** Begin **

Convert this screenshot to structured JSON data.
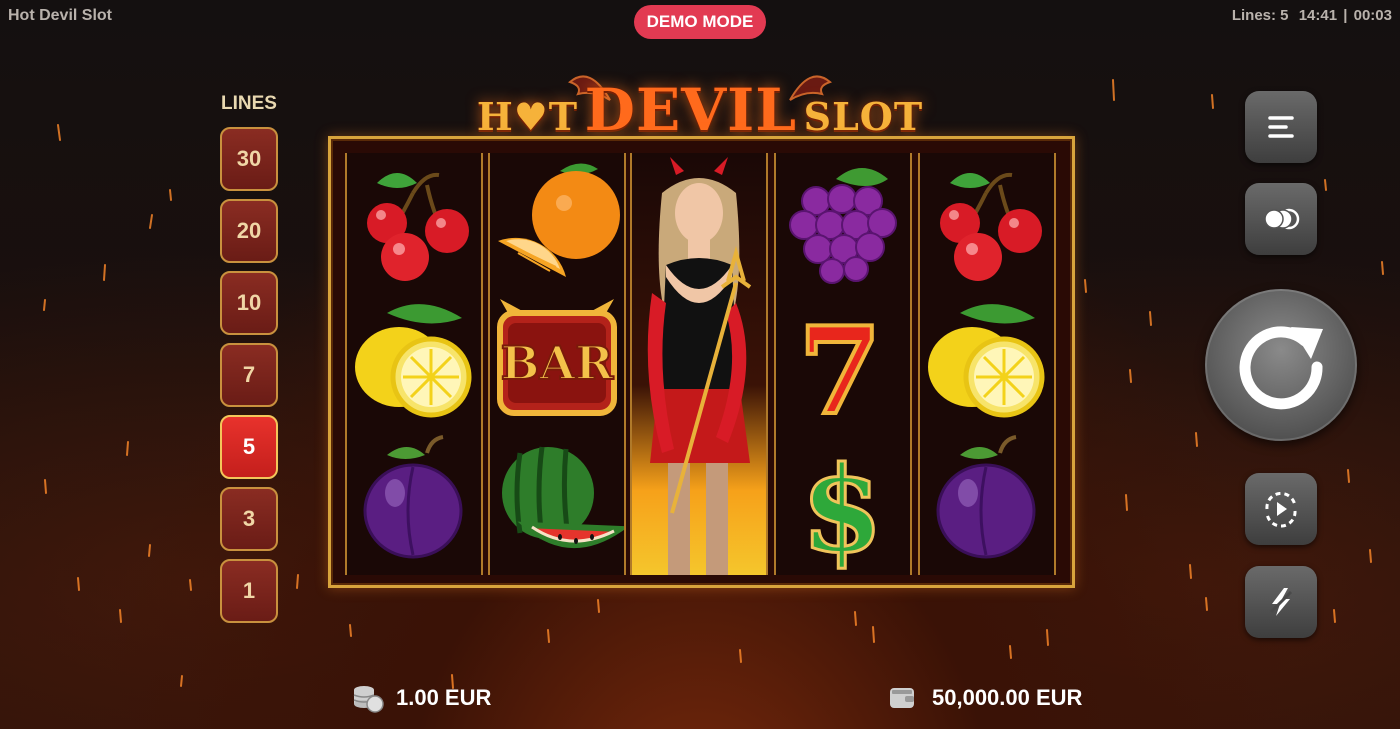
{
  "app_title": "Hot Devil Slot",
  "status": {
    "lines": "Lines: 5",
    "clock": "14:41",
    "session": "00:03",
    "sep": "|"
  },
  "demo_badge": "DEMO MODE",
  "logo": {
    "hot": "H♥T",
    "devil": "DEVIL",
    "slot": "SLOT"
  },
  "lines_panel": {
    "title": "LINES",
    "options": [
      "30",
      "20",
      "10",
      "7",
      "5",
      "3",
      "1"
    ],
    "selected": "5"
  },
  "reels": [
    [
      "cherry",
      "lemon",
      "plum"
    ],
    [
      "orange",
      "bar",
      "watermelon"
    ],
    [
      "devil-girl-wild",
      "devil-girl-wild",
      "devil-girl-wild"
    ],
    [
      "grapes",
      "seven",
      "dollar"
    ],
    [
      "cherry",
      "lemon",
      "plum"
    ]
  ],
  "symbol_text": {
    "bar": "BAR",
    "seven": "7",
    "dollar": "$"
  },
  "controls": {
    "menu": "menu-icon",
    "coins": "coins-icon",
    "spin": "spin-icon",
    "autoplay": "autoplay-icon",
    "turbo": "turbo-icon"
  },
  "bet": {
    "icon": "coin-stack-icon",
    "value": "1.00 EUR"
  },
  "balance": {
    "icon": "wallet-icon",
    "value": "50,000.00 EUR"
  },
  "colors": {
    "accent": "#e23a52",
    "frame_gold": "#d8a43c",
    "line_active": "#e8322c"
  }
}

** End **

What the task requires: Each line of the data should be quoted exactly, with pictures left out.

Task result:
Convert this screenshot to structured JSON data.
{
  "app_title": "Hot Devil Slot",
  "status": {
    "lines": "Lines: 5",
    "clock": "14:41",
    "session": "00:03",
    "sep": "|"
  },
  "demo_badge": "DEMO MODE",
  "logo": {
    "hot": "H♥T",
    "devil": "DEVIL",
    "slot": "SLOT"
  },
  "lines_panel": {
    "title": "LINES",
    "options": [
      "30",
      "20",
      "10",
      "7",
      "5",
      "3",
      "1"
    ],
    "selected": "5"
  },
  "reels": [
    [
      "cherry",
      "lemon",
      "plum"
    ],
    [
      "orange",
      "bar",
      "watermelon"
    ],
    [
      "devil-girl-wild",
      "devil-girl-wild",
      "devil-girl-wild"
    ],
    [
      "grapes",
      "seven",
      "dollar"
    ],
    [
      "cherry",
      "lemon",
      "plum"
    ]
  ],
  "symbol_text": {
    "bar": "BAR",
    "seven": "7",
    "dollar": "$"
  },
  "controls": {
    "menu": "menu-icon",
    "coins": "coins-icon",
    "spin": "spin-icon",
    "autoplay": "autoplay-icon",
    "turbo": "turbo-icon"
  },
  "bet": {
    "icon": "coin-stack-icon",
    "value": "1.00 EUR"
  },
  "balance": {
    "icon": "wallet-icon",
    "value": "50,000.00 EUR"
  },
  "colors": {
    "accent": "#e23a52",
    "frame_gold": "#d8a43c",
    "line_active": "#e8322c"
  }
}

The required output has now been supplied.